(Dataset records)
---------------
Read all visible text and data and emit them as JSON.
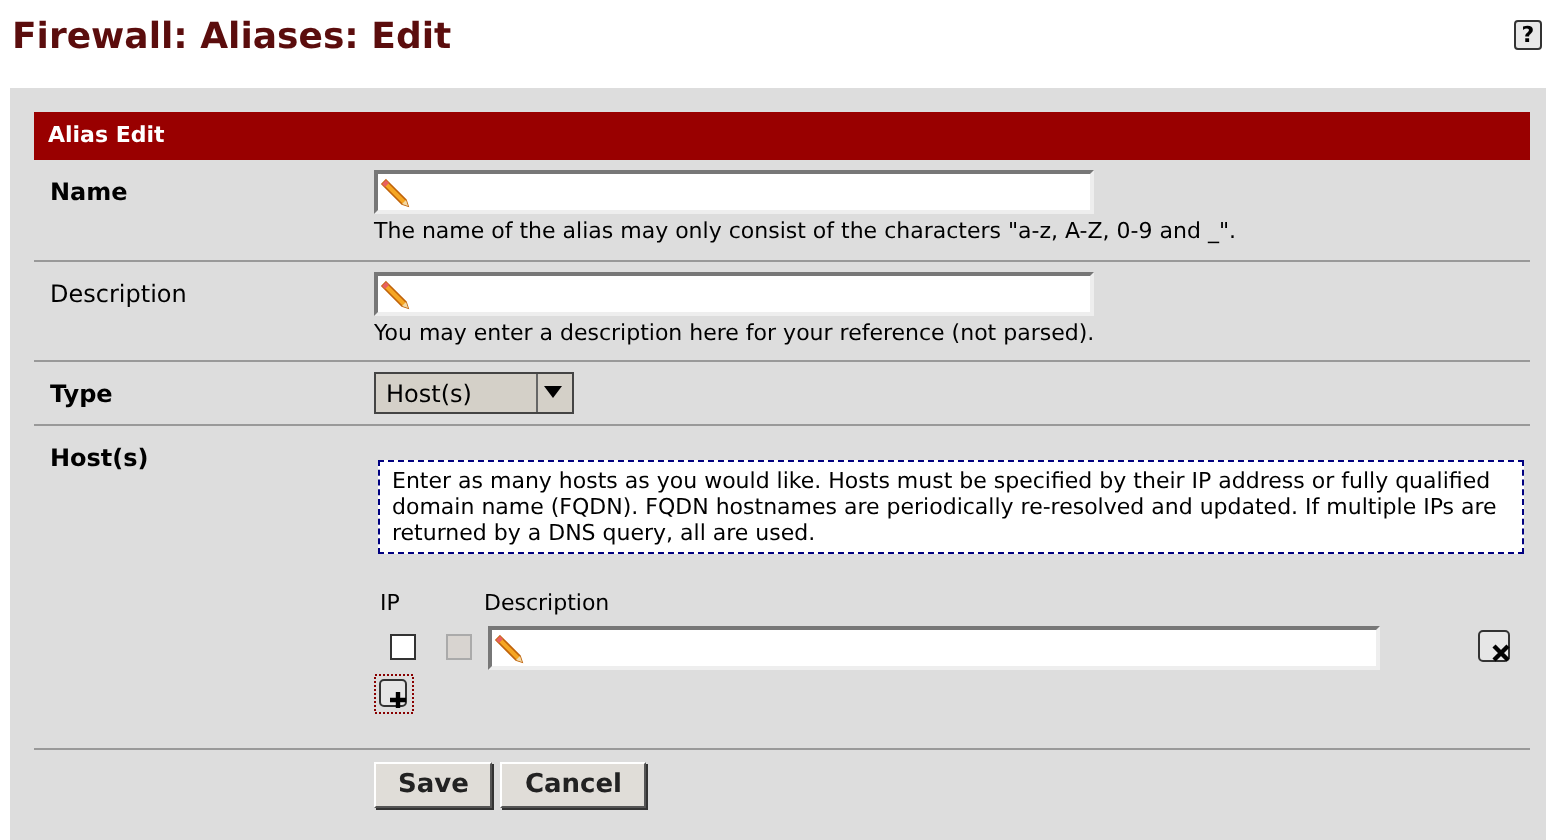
{
  "page_title": "Firewall: Aliases: Edit",
  "help_button": "?",
  "section": {
    "title": "Alias Edit"
  },
  "fields": [
    {
      "kind": "text",
      "label": "Name",
      "label_bold": true,
      "hint": "The name of the alias may only consist of the characters \"a-z, A-Z, 0-9 and _\"."
    },
    {
      "kind": "text",
      "label": "Description",
      "label_bold": false,
      "hint": "You may enter a description here for your reference (not parsed)."
    },
    {
      "kind": "select",
      "label": "Type",
      "label_bold": true,
      "value": "Host(s)"
    }
  ],
  "hosts": {
    "label": "Host(s)",
    "info": "Enter as many hosts as you would like. Hosts must be specified by their IP address or fully qualified domain name (FQDN). FQDN hostnames are periodically re-resolved and updated. If multiple IPs are returned by a DNS query, all are used.",
    "columns": [
      "IP",
      "Description"
    ],
    "rows": [
      {
        "subnet_disabled": true
      }
    ]
  },
  "buttons": [
    "Save",
    "Cancel"
  ]
}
---------------
AIM
Reproduce the records, all of them, word for word; omit the pictures.

OUTPUT FOR THIS TASK
Read all visible text and data and emit them as JSON.
{
  "page_title": "Firewall: Aliases: Edit",
  "help_button": "?",
  "section": {
    "title": "Alias Edit"
  },
  "fields": [
    {
      "kind": "text",
      "label": "Name",
      "label_bold": true,
      "hint": "The name of the alias may only consist of the characters \"a-z, A-Z, 0-9 and _\"."
    },
    {
      "kind": "text",
      "label": "Description",
      "label_bold": false,
      "hint": "You may enter a description here for your reference (not parsed)."
    },
    {
      "kind": "select",
      "label": "Type",
      "label_bold": true,
      "value": "Host(s)"
    }
  ],
  "hosts": {
    "label": "Host(s)",
    "info": "Enter as many hosts as you would like. Hosts must be specified by their IP address or fully qualified domain name (FQDN). FQDN hostnames are periodically re-resolved and updated. If multiple IPs are returned by a DNS query, all are used.",
    "columns": [
      "IP",
      "Description"
    ],
    "rows": [
      {
        "subnet_disabled": true
      }
    ]
  },
  "buttons": [
    "Save",
    "Cancel"
  ]
}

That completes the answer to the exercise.